§ WORK TO DO
Return each line of the items below without any changes.

§ DATA FOR THIS EXERCISE
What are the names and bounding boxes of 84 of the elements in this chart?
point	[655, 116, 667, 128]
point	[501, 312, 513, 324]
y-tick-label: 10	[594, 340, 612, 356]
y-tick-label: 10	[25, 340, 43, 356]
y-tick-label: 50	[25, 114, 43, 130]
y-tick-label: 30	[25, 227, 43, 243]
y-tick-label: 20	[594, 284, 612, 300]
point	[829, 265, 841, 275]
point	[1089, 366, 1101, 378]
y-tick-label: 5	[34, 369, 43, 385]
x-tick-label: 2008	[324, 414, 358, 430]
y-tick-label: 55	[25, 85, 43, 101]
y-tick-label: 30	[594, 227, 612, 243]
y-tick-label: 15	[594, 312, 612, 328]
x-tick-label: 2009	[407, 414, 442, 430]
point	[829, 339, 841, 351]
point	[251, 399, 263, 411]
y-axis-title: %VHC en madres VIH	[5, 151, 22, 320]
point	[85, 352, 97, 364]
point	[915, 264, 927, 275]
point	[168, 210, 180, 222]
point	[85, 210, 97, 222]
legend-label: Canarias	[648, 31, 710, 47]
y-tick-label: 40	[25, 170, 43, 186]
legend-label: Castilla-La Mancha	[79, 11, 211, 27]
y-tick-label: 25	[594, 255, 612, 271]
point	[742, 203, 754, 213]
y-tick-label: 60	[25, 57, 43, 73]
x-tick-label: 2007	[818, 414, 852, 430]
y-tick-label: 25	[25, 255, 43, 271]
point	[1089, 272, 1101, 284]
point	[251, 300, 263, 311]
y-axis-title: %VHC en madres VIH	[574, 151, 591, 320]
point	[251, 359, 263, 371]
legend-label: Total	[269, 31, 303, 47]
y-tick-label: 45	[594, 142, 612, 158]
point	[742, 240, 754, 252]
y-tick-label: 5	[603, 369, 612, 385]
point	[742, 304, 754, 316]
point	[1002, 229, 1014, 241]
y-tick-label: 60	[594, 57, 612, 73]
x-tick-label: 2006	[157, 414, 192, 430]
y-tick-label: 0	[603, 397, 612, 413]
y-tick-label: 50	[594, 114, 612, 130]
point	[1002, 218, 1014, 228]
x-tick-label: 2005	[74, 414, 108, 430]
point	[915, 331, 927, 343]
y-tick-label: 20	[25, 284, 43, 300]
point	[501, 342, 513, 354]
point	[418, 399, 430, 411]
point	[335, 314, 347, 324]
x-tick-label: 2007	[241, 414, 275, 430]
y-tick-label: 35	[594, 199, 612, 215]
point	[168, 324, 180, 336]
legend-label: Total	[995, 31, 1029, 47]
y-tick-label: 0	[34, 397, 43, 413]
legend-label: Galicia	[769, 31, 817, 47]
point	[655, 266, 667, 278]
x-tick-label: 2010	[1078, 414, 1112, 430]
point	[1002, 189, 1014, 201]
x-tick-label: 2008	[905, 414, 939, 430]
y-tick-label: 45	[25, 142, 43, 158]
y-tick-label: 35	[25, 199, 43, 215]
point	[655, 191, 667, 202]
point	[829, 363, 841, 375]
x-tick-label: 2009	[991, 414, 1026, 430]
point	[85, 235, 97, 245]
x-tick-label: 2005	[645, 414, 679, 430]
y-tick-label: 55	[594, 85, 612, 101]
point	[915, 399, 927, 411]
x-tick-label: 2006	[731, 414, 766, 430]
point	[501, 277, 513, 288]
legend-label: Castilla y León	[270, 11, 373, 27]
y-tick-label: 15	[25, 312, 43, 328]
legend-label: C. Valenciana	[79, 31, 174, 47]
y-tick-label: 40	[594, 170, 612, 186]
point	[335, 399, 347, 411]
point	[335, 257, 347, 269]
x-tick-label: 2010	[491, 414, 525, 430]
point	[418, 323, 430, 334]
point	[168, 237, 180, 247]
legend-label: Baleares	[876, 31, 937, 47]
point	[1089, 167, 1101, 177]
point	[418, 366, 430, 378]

§ TASK RESPONSE
What are the names and bounding boxes of 84 of the elements in this chart?
point	[655, 116, 667, 128]
point	[501, 312, 513, 324]
y-tick-label: 10	[594, 340, 612, 356]
y-tick-label: 10	[25, 340, 43, 356]
y-tick-label: 50	[25, 114, 43, 130]
y-tick-label: 30	[25, 227, 43, 243]
y-tick-label: 20	[594, 284, 612, 300]
point	[829, 265, 841, 275]
point	[1089, 366, 1101, 378]
y-tick-label: 5	[34, 369, 43, 385]
x-tick-label: 2008	[324, 414, 358, 430]
y-tick-label: 55	[25, 85, 43, 101]
y-tick-label: 30	[594, 227, 612, 243]
y-tick-label: 15	[594, 312, 612, 328]
x-tick-label: 2009	[407, 414, 442, 430]
point	[829, 339, 841, 351]
point	[251, 399, 263, 411]
y-axis-title: %VHC en madres VIH	[5, 151, 22, 320]
point	[85, 352, 97, 364]
point	[915, 264, 927, 275]
point	[168, 210, 180, 222]
point	[85, 210, 97, 222]
legend-label: Canarias	[648, 31, 710, 47]
y-tick-label: 40	[25, 170, 43, 186]
legend-label: Castilla-La Mancha	[79, 11, 211, 27]
y-tick-label: 25	[594, 255, 612, 271]
point	[742, 203, 754, 213]
y-tick-label: 60	[25, 57, 43, 73]
x-tick-label: 2007	[818, 414, 852, 430]
y-tick-label: 25	[25, 255, 43, 271]
point	[1089, 272, 1101, 284]
point	[251, 300, 263, 311]
y-axis-title: %VHC en madres VIH	[574, 151, 591, 320]
point	[251, 359, 263, 371]
legend-label: Total	[269, 31, 303, 47]
y-tick-label: 45	[594, 142, 612, 158]
point	[742, 240, 754, 252]
y-tick-label: 5	[603, 369, 612, 385]
point	[742, 304, 754, 316]
point	[1002, 229, 1014, 241]
y-tick-label: 60	[594, 57, 612, 73]
x-tick-label: 2006	[157, 414, 192, 430]
y-tick-label: 0	[603, 397, 612, 413]
y-tick-label: 50	[594, 114, 612, 130]
point	[1002, 218, 1014, 228]
x-tick-label: 2005	[74, 414, 108, 430]
point	[915, 331, 927, 343]
y-tick-label: 20	[25, 284, 43, 300]
point	[501, 342, 513, 354]
point	[418, 399, 430, 411]
point	[335, 314, 347, 324]
x-tick-label: 2007	[241, 414, 275, 430]
y-tick-label: 35	[594, 199, 612, 215]
point	[168, 324, 180, 336]
legend-label: Total	[995, 31, 1029, 47]
y-tick-label: 0	[34, 397, 43, 413]
legend-label: Galicia	[769, 31, 817, 47]
point	[655, 266, 667, 278]
x-tick-label: 2010	[1078, 414, 1112, 430]
point	[1002, 189, 1014, 201]
x-tick-label: 2008	[905, 414, 939, 430]
y-tick-label: 45	[25, 142, 43, 158]
y-tick-label: 35	[25, 199, 43, 215]
point	[655, 191, 667, 202]
point	[829, 363, 841, 375]
x-tick-label: 2009	[991, 414, 1026, 430]
point	[85, 235, 97, 245]
x-tick-label: 2005	[645, 414, 679, 430]
y-tick-label: 55	[594, 85, 612, 101]
point	[915, 399, 927, 411]
x-tick-label: 2006	[731, 414, 766, 430]
point	[501, 277, 513, 288]
legend-label: Castilla y León	[270, 11, 373, 27]
y-tick-label: 15	[25, 312, 43, 328]
legend-label: C. Valenciana	[79, 31, 174, 47]
y-tick-label: 40	[594, 170, 612, 186]
point	[335, 399, 347, 411]
point	[335, 257, 347, 269]
x-tick-label: 2010	[491, 414, 525, 430]
point	[418, 323, 430, 334]
point	[168, 237, 180, 247]
legend-label: Baleares	[876, 31, 937, 47]
point	[1089, 167, 1101, 177]
point	[418, 366, 430, 378]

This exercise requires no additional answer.